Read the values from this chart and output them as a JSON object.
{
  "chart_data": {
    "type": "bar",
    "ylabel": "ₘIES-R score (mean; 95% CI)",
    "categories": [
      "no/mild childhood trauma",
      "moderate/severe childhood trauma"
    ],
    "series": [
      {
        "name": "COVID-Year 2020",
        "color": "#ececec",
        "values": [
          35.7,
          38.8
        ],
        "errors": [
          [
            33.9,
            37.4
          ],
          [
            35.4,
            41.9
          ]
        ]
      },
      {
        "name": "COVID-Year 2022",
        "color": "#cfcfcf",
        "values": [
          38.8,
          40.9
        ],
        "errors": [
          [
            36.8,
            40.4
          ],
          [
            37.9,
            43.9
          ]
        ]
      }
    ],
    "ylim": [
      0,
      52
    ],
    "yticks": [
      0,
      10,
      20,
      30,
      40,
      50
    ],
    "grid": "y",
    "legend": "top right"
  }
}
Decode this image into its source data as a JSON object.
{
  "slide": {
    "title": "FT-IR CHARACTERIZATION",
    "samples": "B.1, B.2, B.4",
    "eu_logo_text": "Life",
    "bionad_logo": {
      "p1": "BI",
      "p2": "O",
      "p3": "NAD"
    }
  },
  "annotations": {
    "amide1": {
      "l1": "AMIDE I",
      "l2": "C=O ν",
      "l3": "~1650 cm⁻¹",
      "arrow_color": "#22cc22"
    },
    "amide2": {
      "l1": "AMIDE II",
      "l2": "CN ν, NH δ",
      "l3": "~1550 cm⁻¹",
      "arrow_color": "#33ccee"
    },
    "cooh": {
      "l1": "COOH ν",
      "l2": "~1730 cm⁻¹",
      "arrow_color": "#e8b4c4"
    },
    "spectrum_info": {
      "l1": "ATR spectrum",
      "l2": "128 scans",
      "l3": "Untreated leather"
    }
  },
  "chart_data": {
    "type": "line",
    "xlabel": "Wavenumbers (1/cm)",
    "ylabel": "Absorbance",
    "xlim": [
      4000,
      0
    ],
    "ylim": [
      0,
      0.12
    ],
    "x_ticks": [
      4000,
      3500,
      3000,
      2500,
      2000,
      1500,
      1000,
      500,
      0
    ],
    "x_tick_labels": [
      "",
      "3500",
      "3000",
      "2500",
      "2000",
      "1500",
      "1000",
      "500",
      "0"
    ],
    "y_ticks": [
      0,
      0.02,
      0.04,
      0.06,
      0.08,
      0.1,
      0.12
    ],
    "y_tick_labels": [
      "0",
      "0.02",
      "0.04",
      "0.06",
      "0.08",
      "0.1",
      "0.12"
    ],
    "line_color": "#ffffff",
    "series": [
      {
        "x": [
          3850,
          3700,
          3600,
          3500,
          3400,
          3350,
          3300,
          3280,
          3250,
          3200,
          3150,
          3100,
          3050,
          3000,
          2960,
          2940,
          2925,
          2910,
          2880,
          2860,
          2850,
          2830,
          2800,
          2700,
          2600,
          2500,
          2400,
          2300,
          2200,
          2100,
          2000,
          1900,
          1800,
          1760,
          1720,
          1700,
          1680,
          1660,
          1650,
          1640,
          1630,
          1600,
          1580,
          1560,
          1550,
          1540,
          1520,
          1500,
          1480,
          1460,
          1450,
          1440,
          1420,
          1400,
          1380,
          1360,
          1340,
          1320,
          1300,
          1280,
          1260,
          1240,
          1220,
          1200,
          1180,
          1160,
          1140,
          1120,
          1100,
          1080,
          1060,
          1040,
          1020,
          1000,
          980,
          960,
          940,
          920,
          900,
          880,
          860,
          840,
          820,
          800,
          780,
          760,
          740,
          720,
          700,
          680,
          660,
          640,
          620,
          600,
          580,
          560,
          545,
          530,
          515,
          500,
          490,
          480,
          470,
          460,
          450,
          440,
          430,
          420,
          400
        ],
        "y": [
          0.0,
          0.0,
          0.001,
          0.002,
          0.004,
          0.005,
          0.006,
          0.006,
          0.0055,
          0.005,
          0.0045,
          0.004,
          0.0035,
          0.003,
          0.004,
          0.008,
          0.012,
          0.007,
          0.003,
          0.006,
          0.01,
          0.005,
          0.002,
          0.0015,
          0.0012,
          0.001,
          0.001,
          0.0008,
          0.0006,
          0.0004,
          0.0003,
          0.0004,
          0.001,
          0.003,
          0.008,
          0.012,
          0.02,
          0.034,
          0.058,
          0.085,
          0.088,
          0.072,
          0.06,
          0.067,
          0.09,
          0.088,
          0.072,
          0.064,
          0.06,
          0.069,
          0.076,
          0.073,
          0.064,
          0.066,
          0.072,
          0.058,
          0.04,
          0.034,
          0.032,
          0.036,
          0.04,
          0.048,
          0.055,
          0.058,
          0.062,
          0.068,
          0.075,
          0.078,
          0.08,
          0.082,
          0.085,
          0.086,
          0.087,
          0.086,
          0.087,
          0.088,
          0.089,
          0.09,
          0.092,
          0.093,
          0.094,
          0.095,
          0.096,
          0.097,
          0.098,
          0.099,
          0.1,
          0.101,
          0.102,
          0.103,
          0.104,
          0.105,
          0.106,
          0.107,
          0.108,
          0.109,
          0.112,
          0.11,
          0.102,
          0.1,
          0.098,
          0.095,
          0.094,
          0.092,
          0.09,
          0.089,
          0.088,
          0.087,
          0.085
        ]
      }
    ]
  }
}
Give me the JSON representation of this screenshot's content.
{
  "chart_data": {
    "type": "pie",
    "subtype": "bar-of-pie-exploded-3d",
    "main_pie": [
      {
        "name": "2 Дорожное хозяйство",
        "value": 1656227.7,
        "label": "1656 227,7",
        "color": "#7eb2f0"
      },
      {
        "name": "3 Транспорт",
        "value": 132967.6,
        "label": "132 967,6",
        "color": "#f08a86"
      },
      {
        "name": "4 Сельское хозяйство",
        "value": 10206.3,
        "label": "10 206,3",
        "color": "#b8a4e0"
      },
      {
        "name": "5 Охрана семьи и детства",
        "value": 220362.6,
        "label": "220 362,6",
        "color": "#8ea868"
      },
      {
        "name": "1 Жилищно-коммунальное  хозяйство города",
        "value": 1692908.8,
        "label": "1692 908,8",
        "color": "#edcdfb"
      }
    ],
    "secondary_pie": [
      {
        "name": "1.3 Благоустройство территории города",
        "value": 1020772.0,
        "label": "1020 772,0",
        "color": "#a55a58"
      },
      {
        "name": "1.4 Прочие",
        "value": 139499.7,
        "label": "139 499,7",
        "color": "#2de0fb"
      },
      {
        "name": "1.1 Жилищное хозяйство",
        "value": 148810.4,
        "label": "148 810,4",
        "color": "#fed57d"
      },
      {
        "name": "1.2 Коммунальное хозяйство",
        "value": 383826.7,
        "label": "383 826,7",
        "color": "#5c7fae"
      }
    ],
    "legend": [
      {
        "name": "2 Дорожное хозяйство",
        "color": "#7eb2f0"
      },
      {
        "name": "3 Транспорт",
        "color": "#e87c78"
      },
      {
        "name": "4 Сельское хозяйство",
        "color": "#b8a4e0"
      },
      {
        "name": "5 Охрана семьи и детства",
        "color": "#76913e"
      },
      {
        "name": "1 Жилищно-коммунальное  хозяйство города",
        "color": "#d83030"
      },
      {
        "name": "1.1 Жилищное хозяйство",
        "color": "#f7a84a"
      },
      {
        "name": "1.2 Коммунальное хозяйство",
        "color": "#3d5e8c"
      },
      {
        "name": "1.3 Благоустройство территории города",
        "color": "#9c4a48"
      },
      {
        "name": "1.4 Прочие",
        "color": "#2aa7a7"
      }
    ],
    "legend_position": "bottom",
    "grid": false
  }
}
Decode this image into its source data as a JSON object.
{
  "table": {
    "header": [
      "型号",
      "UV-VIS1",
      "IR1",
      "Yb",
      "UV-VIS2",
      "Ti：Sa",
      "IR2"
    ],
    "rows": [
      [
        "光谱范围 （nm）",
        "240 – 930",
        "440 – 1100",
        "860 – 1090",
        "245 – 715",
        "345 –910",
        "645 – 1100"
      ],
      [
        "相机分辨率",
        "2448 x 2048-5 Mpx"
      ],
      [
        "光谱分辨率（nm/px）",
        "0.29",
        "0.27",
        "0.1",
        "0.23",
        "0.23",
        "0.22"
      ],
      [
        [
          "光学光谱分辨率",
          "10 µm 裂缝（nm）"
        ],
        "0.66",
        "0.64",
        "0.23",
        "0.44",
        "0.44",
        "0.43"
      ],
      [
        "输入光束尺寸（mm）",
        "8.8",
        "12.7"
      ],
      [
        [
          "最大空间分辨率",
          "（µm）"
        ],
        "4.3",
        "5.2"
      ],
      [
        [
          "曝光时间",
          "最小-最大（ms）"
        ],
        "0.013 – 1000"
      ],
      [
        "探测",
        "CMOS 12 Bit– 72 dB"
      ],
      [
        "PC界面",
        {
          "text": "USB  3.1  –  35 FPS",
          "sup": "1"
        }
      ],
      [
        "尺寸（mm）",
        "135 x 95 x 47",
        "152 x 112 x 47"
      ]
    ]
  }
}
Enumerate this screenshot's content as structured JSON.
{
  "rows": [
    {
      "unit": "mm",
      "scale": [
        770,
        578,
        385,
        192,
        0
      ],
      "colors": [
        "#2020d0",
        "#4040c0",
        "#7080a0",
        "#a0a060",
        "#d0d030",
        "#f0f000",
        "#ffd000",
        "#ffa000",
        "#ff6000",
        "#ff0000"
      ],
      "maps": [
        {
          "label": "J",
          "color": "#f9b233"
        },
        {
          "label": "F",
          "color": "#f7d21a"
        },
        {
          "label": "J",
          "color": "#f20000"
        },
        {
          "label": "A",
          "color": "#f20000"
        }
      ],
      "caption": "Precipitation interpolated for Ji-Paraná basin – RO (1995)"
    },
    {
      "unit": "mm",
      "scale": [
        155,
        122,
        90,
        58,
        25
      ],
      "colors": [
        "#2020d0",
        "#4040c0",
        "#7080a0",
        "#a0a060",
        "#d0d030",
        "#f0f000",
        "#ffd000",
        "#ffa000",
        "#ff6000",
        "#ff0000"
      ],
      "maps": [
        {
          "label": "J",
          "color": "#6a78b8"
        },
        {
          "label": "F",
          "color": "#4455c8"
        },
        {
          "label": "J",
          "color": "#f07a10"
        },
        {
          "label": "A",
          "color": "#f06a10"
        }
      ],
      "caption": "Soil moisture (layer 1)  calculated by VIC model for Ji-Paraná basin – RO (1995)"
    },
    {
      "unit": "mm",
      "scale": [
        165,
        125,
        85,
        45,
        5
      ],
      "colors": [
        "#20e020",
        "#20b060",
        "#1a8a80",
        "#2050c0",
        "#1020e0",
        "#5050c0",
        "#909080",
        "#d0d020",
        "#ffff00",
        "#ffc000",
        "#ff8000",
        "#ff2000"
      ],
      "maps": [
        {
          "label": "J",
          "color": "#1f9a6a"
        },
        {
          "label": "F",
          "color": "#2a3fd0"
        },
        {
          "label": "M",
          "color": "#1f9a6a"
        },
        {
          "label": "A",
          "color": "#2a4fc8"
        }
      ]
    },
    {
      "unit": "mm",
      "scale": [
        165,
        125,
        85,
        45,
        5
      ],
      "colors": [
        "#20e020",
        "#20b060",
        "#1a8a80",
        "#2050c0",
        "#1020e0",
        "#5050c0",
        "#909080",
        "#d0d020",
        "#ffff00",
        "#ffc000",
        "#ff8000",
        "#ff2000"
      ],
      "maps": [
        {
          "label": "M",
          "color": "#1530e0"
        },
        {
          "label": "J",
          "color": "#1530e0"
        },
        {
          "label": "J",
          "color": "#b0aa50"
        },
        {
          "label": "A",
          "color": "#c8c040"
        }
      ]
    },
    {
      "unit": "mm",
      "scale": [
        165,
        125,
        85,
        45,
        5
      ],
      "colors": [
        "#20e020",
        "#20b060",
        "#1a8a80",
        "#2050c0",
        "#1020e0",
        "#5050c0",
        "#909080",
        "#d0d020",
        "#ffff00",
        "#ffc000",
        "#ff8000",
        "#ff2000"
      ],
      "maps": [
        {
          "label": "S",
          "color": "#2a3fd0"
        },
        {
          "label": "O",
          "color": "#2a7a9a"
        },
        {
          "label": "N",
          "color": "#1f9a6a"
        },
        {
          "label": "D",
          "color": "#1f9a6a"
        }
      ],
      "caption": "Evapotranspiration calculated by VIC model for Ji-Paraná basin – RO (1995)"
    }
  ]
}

▶ **What to produce**
Scan the data for the word "this" and copy every line where it shows up.

▶ **Worked answer**
Read the values from this chart and output them as a JSON object.
Decode this image into its source data as a JSON object.
Give me the JSON representation of this screenshot's content.
Decode this image into its source data as a JSON object.
Enumerate this screenshot's content as structured JSON.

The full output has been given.